WHAT THE TASK ASKS: Give every entry again, word for word.

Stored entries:
+++++
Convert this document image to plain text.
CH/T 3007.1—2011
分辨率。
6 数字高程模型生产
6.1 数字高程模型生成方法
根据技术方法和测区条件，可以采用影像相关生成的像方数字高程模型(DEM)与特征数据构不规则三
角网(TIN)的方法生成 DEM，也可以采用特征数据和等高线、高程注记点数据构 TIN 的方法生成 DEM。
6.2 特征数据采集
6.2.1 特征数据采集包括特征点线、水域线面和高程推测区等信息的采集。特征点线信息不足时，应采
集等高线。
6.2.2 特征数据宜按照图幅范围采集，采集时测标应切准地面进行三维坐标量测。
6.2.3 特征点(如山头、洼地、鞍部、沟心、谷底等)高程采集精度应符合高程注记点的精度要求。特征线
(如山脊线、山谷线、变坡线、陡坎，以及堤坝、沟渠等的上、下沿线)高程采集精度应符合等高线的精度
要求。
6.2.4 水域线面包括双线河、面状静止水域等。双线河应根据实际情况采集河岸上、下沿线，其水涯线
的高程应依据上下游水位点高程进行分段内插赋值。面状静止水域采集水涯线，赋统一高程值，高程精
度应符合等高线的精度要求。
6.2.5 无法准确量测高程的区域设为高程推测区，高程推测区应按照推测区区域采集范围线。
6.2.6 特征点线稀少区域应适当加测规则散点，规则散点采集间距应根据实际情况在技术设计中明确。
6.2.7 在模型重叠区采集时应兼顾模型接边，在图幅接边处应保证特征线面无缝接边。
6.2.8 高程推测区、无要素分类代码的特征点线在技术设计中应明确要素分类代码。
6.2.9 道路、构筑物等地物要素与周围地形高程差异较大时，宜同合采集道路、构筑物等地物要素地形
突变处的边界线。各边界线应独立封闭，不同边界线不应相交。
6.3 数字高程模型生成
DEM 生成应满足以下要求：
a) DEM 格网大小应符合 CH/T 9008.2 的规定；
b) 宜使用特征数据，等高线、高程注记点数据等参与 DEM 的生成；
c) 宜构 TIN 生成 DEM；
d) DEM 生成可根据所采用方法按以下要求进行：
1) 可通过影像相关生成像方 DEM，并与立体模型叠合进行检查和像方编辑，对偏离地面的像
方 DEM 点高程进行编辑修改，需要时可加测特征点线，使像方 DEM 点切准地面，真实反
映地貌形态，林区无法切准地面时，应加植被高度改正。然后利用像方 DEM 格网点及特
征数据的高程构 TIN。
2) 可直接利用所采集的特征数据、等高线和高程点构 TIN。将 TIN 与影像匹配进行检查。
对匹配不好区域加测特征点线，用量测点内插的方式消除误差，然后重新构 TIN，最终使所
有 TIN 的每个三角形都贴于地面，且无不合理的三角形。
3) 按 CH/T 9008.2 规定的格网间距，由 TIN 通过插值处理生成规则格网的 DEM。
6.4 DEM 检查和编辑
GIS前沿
+++++
FULL RESPONSE:
Convert this document image to plain text.
CH/T 3007.1—2011
分辨率。
6 数字高程模型生产
6.1 数字高程模型生成方法
根据技术方法和测区条件，可以采用影像相关生成的像方数字高程模型(DEM)与特征数据构不规则三
角网(TIN)的方法生成 DEM，也可以采用特征数据和等高线、高程注记点数据构 TIN 的方法生成 DEM。
6.2 特征数据采集
6.2.1 特征数据采集包括特征点线、水域线面和高程推测区等信息的采集。特征点线信息不足时，应采
集等高线。
6.2.2 特征数据宜按照图幅范围采集，采集时测标应切准地面进行三维坐标量测。
6.2.3 特征点(如山头、洼地、鞍部、沟心、谷底等)高程采集精度应符合高程注记点的精度要求。特征线
(如山脊线、山谷线、变坡线、陡坎，以及堤坝、沟渠等的上、下沿线)高程采集精度应符合等高线的精度
要求。
6.2.4 水域线面包括双线河、面状静止水域等。双线河应根据实际情况采集河岸上、下沿线，其水涯线
的高程应依据上下游水位点高程进行分段内插赋值。面状静止水域采集水涯线，赋统一高程值，高程精
度应符合等高线的精度要求。
6.2.5 无法准确量测高程的区域设为高程推测区，高程推测区应按照推测区区域采集范围线。
6.2.6 特征点线稀少区域应适当加测规则散点，规则散点采集间距应根据实际情况在技术设计中明确。
6.2.7 在模型重叠区采集时应兼顾模型接边，在图幅接边处应保证特征线面无缝接边。
6.2.8 高程推测区、无要素分类代码的特征点线在技术设计中应明确要素分类代码。
6.2.9 道路、构筑物等地物要素与周围地形高程差异较大时，宜同合采集道路、构筑物等地物要素地形
突变处的边界线。各边界线应独立封闭，不同边界线不应相交。
6.3 数字高程模型生成
DEM 生成应满足以下要求：
a) DEM 格网大小应符合 CH/T 9008.2 的规定；
b) 宜使用特征数据，等高线、高程注记点数据等参与 DEM 的生成；
c) 宜构 TIN 生成 DEM；
d) DEM 生成可根据所采用方法按以下要求进行：
1) 可通过影像相关生成像方 DEM，并与立体模型叠合进行检查和像方编辑，对偏离地面的像
方 DEM 点高程进行编辑修改，需要时可加测特征点线，使像方 DEM 点切准地面，真实反
映地貌形态，林区无法切准地面时，应加植被高度改正。然后利用像方 DEM 格网点及特
征数据的高程构 TIN。
2) 可直接利用所采集的特征数据、等高线和高程点构 TIN。将 TIN 与影像匹配进行检查。
对匹配不好区域加测特征点线，用量测点内插的方式消除误差，然后重新构 TIN，最终使所
有 TIN 的每个三角形都贴于地面，且无不合理的三角形。
3) 按 CH/T 9008.2 规定的格网间距，由 TIN 通过插值处理生成规则格网的 DEM。
6.4 DEM 检查和编辑
GIS前沿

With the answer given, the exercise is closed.